Aim of the exercise = Return each line holding the string "JSON".

..........

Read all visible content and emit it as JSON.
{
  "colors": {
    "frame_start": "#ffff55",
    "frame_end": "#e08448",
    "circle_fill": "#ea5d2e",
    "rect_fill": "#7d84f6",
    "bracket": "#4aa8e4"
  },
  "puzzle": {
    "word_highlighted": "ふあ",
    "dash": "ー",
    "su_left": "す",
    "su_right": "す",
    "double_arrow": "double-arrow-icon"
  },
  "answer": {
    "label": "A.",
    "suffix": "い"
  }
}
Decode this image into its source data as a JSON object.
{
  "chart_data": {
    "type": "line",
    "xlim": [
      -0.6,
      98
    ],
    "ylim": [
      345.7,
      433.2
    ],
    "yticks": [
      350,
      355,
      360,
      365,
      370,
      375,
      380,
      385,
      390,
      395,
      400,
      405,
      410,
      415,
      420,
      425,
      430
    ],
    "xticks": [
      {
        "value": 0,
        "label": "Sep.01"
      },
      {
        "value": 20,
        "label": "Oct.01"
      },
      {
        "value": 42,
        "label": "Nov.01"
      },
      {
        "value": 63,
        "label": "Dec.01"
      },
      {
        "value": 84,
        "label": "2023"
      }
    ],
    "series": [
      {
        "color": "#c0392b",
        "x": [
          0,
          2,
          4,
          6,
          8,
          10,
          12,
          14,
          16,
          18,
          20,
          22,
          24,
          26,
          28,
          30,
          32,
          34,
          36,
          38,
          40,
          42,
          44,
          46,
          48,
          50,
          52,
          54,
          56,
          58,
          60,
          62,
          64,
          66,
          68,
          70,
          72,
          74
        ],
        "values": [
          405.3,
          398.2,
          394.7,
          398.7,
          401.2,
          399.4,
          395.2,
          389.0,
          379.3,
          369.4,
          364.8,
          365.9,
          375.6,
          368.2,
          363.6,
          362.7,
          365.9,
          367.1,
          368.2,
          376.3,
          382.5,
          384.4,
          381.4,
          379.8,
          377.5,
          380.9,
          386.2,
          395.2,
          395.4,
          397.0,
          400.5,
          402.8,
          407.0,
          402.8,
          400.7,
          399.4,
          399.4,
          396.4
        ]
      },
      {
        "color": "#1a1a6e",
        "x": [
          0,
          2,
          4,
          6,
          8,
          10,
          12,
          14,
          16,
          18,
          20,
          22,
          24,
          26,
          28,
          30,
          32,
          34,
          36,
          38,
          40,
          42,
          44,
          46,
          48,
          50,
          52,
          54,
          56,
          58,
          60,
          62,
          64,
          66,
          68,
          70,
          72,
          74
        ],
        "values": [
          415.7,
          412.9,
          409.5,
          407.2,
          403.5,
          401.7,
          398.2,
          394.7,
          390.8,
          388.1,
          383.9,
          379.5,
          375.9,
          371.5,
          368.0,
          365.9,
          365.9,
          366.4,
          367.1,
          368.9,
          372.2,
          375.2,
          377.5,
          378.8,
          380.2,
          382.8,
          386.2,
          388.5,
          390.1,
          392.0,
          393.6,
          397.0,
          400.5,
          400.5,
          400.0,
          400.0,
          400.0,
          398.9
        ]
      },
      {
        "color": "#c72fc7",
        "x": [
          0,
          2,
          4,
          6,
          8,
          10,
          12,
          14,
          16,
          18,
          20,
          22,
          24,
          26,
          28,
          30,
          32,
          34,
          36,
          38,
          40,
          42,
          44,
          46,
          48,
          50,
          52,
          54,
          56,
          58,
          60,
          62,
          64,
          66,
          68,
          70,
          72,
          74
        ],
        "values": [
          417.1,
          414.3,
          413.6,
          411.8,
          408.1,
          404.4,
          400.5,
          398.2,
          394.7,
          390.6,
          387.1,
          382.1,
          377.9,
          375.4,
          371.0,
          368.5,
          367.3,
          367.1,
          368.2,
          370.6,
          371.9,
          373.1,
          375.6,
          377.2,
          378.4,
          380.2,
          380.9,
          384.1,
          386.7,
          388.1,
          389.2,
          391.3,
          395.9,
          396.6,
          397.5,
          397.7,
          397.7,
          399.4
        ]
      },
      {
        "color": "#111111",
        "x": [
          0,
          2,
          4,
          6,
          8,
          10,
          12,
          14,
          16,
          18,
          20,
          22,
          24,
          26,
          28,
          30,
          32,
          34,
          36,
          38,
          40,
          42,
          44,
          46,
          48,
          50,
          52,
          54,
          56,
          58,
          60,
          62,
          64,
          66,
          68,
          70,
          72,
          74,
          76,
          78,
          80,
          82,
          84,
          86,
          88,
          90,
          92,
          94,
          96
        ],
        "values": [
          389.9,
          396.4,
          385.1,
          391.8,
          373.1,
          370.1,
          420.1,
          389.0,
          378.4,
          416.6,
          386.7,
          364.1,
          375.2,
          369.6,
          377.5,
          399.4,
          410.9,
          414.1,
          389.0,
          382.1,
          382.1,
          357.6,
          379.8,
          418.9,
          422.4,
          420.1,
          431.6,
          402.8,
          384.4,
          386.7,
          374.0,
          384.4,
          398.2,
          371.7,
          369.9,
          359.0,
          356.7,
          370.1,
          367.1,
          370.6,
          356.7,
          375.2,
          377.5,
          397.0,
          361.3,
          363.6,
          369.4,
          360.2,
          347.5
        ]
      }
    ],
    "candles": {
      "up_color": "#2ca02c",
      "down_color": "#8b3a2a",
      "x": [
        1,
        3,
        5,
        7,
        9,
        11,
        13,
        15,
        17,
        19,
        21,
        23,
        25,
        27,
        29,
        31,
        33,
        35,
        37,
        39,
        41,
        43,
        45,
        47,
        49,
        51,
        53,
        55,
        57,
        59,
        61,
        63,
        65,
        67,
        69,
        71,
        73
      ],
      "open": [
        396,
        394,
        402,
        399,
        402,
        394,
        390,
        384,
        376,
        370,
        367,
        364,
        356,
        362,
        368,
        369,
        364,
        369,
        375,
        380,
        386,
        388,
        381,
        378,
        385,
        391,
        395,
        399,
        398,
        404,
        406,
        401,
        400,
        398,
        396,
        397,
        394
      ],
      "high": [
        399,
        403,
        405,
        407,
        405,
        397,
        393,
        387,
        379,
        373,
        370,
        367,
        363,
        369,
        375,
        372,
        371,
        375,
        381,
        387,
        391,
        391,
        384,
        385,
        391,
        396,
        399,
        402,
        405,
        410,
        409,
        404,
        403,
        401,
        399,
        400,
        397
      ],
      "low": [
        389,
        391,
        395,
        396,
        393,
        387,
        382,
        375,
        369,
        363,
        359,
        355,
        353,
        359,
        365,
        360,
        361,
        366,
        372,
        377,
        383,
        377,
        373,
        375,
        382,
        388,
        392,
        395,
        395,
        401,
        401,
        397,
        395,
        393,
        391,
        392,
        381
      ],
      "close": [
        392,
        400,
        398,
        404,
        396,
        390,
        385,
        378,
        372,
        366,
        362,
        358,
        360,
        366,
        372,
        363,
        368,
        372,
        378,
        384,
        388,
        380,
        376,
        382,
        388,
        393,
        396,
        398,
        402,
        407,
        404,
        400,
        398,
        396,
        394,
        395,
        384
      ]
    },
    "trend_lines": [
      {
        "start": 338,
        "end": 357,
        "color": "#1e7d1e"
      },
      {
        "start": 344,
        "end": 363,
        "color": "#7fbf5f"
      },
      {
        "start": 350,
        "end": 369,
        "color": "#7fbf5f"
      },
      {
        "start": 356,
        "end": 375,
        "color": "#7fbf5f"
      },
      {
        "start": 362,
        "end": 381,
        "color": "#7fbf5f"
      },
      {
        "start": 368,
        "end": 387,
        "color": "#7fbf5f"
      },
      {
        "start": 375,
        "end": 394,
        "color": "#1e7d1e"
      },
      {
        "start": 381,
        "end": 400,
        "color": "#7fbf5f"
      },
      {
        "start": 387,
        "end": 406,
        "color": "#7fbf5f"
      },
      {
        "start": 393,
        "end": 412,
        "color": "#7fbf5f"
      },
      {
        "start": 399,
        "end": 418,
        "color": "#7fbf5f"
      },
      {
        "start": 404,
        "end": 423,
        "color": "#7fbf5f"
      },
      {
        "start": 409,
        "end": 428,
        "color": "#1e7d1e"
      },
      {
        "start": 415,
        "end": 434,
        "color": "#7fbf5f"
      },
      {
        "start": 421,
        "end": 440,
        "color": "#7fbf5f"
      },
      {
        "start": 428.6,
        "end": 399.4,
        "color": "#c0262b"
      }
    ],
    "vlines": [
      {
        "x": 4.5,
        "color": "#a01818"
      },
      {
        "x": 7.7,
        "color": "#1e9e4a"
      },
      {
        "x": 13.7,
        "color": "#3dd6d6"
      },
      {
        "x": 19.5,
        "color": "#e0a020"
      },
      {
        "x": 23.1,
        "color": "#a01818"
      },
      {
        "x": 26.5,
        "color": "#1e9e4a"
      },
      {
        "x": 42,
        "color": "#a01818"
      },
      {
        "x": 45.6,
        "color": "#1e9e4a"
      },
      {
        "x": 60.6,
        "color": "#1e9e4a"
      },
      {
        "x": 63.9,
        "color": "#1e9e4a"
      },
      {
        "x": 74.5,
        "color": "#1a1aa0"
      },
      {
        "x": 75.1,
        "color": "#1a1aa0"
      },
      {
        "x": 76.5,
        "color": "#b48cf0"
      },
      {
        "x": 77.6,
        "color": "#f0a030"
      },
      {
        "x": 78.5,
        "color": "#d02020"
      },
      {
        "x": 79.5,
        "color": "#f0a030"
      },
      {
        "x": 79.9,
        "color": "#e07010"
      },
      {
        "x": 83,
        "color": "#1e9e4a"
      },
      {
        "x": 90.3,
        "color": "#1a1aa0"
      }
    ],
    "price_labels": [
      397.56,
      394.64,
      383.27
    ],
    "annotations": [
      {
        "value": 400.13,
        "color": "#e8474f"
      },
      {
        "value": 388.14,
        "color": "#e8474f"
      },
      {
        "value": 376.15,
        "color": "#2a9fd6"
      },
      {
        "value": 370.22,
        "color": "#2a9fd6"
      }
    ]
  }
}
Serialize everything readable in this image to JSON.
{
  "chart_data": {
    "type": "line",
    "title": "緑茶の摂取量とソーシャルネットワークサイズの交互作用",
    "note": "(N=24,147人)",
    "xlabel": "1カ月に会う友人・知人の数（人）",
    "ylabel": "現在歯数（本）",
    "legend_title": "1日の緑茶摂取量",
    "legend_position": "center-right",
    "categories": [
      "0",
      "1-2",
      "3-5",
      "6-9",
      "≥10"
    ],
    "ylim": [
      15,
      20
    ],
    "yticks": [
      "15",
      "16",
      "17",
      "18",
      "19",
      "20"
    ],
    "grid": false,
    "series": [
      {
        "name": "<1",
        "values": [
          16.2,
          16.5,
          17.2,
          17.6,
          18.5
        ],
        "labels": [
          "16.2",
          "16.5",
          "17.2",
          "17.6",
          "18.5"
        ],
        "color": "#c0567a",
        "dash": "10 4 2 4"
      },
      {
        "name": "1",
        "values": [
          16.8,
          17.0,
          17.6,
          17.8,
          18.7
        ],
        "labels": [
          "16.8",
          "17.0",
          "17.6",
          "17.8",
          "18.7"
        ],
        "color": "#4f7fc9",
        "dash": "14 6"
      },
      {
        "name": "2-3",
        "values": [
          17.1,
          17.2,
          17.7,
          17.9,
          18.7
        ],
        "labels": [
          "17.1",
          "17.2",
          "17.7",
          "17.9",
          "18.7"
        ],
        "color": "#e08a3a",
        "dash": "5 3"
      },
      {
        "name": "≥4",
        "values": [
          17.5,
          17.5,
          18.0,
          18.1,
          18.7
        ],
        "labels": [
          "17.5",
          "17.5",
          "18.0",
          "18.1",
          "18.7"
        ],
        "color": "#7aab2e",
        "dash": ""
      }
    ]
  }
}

..........

Answer in full =
Read all visible content and emit it as JSON.
Decode this image into its source data as a JSON object.
Serialize everything readable in this image to JSON.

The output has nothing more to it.